RECORD EXCERPTS:
◇ ◇ ◇ ◇ ◇

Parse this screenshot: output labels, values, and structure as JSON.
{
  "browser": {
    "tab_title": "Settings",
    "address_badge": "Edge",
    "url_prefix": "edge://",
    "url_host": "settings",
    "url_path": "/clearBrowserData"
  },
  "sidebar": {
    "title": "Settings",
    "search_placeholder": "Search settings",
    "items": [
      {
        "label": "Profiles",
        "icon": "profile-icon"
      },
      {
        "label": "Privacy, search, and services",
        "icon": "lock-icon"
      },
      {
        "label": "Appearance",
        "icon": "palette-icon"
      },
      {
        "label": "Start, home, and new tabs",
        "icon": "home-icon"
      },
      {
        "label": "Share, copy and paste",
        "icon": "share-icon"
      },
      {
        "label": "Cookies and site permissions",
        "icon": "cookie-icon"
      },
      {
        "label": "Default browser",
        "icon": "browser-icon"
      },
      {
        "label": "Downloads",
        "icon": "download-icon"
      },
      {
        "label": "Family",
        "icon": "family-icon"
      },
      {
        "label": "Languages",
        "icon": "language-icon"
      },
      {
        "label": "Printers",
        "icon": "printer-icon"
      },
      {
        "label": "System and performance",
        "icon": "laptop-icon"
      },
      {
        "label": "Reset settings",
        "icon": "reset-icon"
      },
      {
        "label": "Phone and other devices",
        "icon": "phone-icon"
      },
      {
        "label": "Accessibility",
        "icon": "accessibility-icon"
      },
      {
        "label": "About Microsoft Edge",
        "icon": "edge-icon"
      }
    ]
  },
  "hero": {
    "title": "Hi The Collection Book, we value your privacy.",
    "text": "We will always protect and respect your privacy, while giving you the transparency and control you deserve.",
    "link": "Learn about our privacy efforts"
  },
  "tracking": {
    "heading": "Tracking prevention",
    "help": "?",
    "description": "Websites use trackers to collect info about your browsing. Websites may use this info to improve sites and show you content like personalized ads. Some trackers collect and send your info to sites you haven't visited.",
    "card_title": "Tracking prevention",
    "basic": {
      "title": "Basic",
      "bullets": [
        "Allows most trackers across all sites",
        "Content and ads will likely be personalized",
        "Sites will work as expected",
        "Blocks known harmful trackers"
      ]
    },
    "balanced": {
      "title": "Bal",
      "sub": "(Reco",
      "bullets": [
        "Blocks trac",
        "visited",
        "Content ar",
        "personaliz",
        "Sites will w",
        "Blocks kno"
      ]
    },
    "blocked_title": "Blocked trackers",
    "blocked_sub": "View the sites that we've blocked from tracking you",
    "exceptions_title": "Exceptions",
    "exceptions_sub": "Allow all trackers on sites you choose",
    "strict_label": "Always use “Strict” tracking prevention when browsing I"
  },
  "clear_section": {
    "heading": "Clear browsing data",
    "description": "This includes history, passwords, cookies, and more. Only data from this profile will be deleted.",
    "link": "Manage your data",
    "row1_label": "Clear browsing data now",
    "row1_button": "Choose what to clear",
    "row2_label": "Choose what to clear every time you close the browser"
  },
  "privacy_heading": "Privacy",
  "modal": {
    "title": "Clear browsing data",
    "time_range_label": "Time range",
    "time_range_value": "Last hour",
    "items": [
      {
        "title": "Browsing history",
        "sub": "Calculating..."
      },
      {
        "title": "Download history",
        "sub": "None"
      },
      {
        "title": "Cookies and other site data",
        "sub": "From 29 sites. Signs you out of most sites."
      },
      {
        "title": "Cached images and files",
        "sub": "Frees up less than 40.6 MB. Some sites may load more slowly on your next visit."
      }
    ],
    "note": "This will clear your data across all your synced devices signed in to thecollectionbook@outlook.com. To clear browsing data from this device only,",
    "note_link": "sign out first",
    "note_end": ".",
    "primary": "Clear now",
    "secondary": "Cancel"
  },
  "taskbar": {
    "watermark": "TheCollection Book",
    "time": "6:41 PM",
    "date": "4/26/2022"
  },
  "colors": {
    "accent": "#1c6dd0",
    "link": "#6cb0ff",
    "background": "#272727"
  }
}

◇ ◇ ◇ ◇ ◇

Repeat all of the records above exactly as written.

PROBLEM SOLUTION:
Parse this screenshot: output labels, values, and structure as JSON.
{
  "browser": {
    "tab_title": "Settings",
    "address_badge": "Edge",
    "url_prefix": "edge://",
    "url_host": "settings",
    "url_path": "/clearBrowserData"
  },
  "sidebar": {
    "title": "Settings",
    "search_placeholder": "Search settings",
    "items": [
      {
        "label": "Profiles",
        "icon": "profile-icon"
      },
      {
        "label": "Privacy, search, and services",
        "icon": "lock-icon"
      },
      {
        "label": "Appearance",
        "icon": "palette-icon"
      },
      {
        "label": "Start, home, and new tabs",
        "icon": "home-icon"
      },
      {
        "label": "Share, copy and paste",
        "icon": "share-icon"
      },
      {
        "label": "Cookies and site permissions",
        "icon": "cookie-icon"
      },
      {
        "label": "Default browser",
        "icon": "browser-icon"
      },
      {
        "label": "Downloads",
        "icon": "download-icon"
      },
      {
        "label": "Family",
        "icon": "family-icon"
      },
      {
        "label": "Languages",
        "icon": "language-icon"
      },
      {
        "label": "Printers",
        "icon": "printer-icon"
      },
      {
        "label": "System and performance",
        "icon": "laptop-icon"
      },
      {
        "label": "Reset settings",
        "icon": "reset-icon"
      },
      {
        "label": "Phone and other devices",
        "icon": "phone-icon"
      },
      {
        "label": "Accessibility",
        "icon": "accessibility-icon"
      },
      {
        "label": "About Microsoft Edge",
        "icon": "edge-icon"
      }
    ]
  },
  "hero": {
    "title": "Hi The Collection Book, we value your privacy.",
    "text": "We will always protect and respect your privacy, while giving you the transparency and control you deserve.",
    "link": "Learn about our privacy efforts"
  },
  "tracking": {
    "heading": "Tracking prevention",
    "help": "?",
    "description": "Websites use trackers to collect info about your browsing. Websites may use this info to improve sites and show you content like personalized ads. Some trackers collect and send your info to sites you haven't visited.",
    "card_title": "Tracking prevention",
    "basic": {
      "title": "Basic",
      "bullets": [
        "Allows most trackers across all sites",
        "Content and ads will likely be personalized",
        "Sites will work as expected",
        "Blocks known harmful trackers"
      ]
    },
    "balanced": {
      "title": "Bal",
      "sub": "(Reco",
      "bullets": [
        "Blocks trac",
        "visited",
        "Content ar",
        "personaliz",
        "Sites will w",
        "Blocks kno"
      ]
    },
    "blocked_title": "Blocked trackers",
    "blocked_sub": "View the sites that we've blocked from tracking you",
    "exceptions_title": "Exceptions",
    "exceptions_sub": "Allow all trackers on sites you choose",
    "strict_label": "Always use “Strict” tracking prevention when browsing I"
  },
  "clear_section": {
    "heading": "Clear browsing data",
    "description": "This includes history, passwords, cookies, and more. Only data from this profile will be deleted.",
    "link": "Manage your data",
    "row1_label": "Clear browsing data now",
    "row1_button": "Choose what to clear",
    "row2_label": "Choose what to clear every time you close the browser"
  },
  "privacy_heading": "Privacy",
  "modal": {
    "title": "Clear browsing data",
    "time_range_label": "Time range",
    "time_range_value": "Last hour",
    "items": [
      {
        "title": "Browsing history",
        "sub": "Calculating..."
      },
      {
        "title": "Download history",
        "sub": "None"
      },
      {
        "title": "Cookies and other site data",
        "sub": "From 29 sites. Signs you out of most sites."
      },
      {
        "title": "Cached images and files",
        "sub": "Frees up less than 40.6 MB. Some sites may load more slowly on your next visit."
      }
    ],
    "note": "This will clear your data across all your synced devices signed in to thecollectionbook@outlook.com. To clear browsing data from this device only,",
    "note_link": "sign out first",
    "note_end": ".",
    "primary": "Clear now",
    "secondary": "Cancel"
  },
  "taskbar": {
    "watermark": "TheCollection Book",
    "time": "6:41 PM",
    "date": "4/26/2022"
  },
  "colors": {
    "accent": "#1c6dd0",
    "link": "#6cb0ff",
    "background": "#272727"
  }
}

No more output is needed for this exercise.